++++ Listed records

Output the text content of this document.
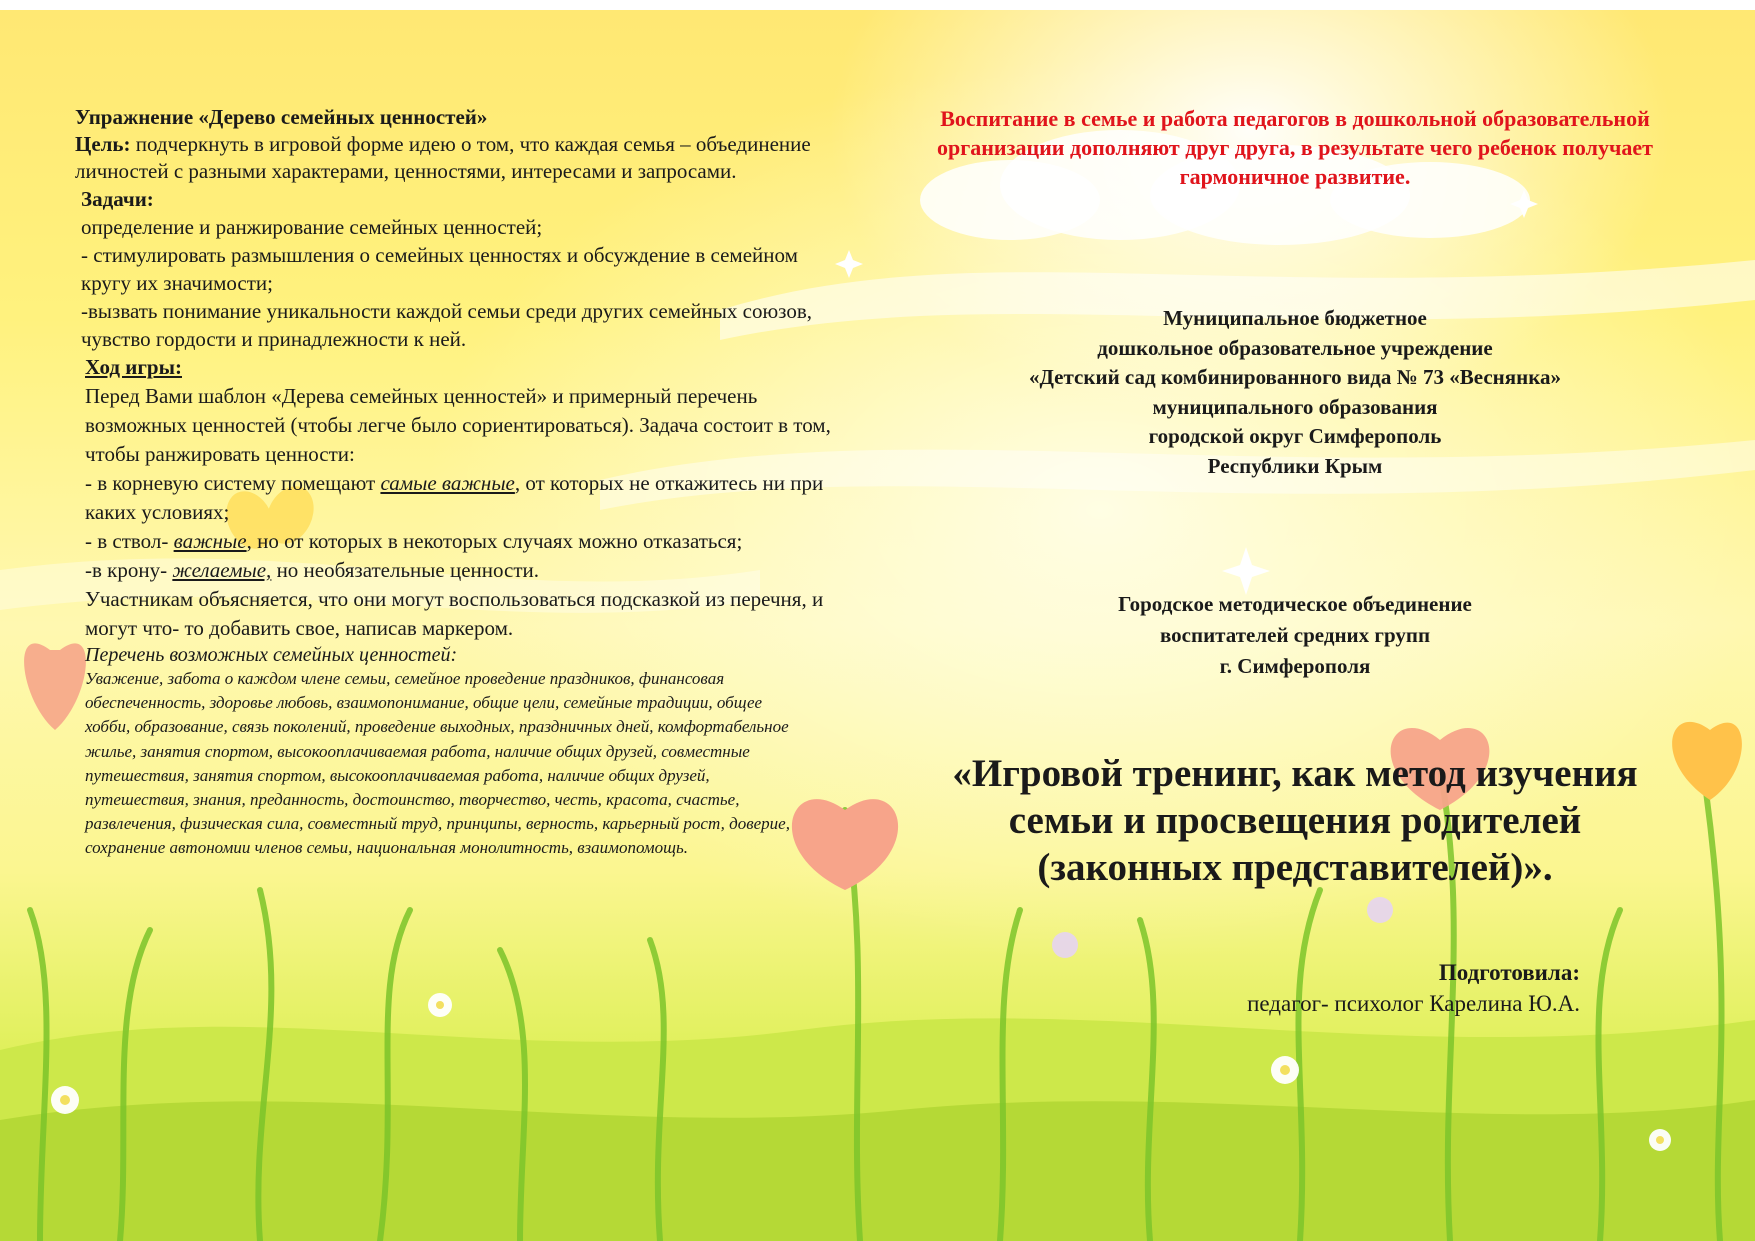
Упражнение «Дерево семейных ценностей»

Цель: подчеркнуть в игровой форме идею о том, что каждая семья – объединение личностей с разными характерами, ценностями, интересами и запросами.

Задачи:

определение и ранжирование семейных ценностей;

- стимулировать размышления о семейных ценностях и обсуждение в семейном кругу их значимости;

-вызвать понимание уникальности каждой семьи среди других семейных союзов, чувство гордости и принадлежности к ней.

Ход игры:

Перед Вами шаблон «Дерева семейных ценностей» и примерный перечень возможных ценностей (чтобы легче было сориентироваться). Задача состоит в том, чтобы ранжировать ценности:

- в корневую систему помещают самые важные, от которых не откажитесь ни при каких условиях;

- в ствол- важные, но от которых в некоторых случаях можно отказаться;

-в крону- желаемые, но необязательные ценности.

Участникам объясняется, что они могут воспользоваться подсказкой из перечня, и могут что- то добавить свое, написав маркером.

Перечень возможных семейных ценностей:

Уважение, забота о каждом члене семьи, семейное проведение праздников, финансовая обеспеченность, здоровье любовь, взаимопонимание, общие цели, семейные традиции, общее хобби, образование, связь поколений, проведение выходных, праздничных дней, комфортабельное жилье, занятия спортом, высокооплачиваемая работа, наличие общих друзей, совместные путешествия, занятия спортом, высокооплачиваемая работа, наличие общих друзей, путешествия, знания, преданность, достоинство, творчество, честь, красота, счастье, развлечения, физическая сила, совместный труд, принципы, верность, карьерный рост, доверие, сохранение автономии членов семьи, национальная монолитность, взаимопомощь.

Воспитание в семье и работа педагогов в дошкольной образовательной организации дополняют друг друга, в результате чего ребенок получает гармоничное развитие.

Муниципальное бюджетное
дошкольное образовательное учреждение
«Детский сад комбинированного вида № 73 «Веснянка»
муниципального образования
городской округ Симферополь
Республики Крым
Городское методическое объединение
воспитателей средних групп
г. Симферополя
«Игровой тренинг, как метод изучения
семьи и просвещения родителей
(законных представителей)».
Подготовила:
педагог- психолог Карелина Ю.А.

++++++++

_Given task:_ Go through the records. Copy each line where "ценностей" appears.

_Solution to this task:_
Упражнение «Дерево семейных ценностей»
определение и ранжирование семейных ценностей;
Перед Вами шаблон «Дерева семейных ценностей» и примерный перечень возможных ценностей (чтобы легче было сориентироваться). Задача состоит в том, чтобы ранжировать ценности:
Перечень возможных семейных ценностей:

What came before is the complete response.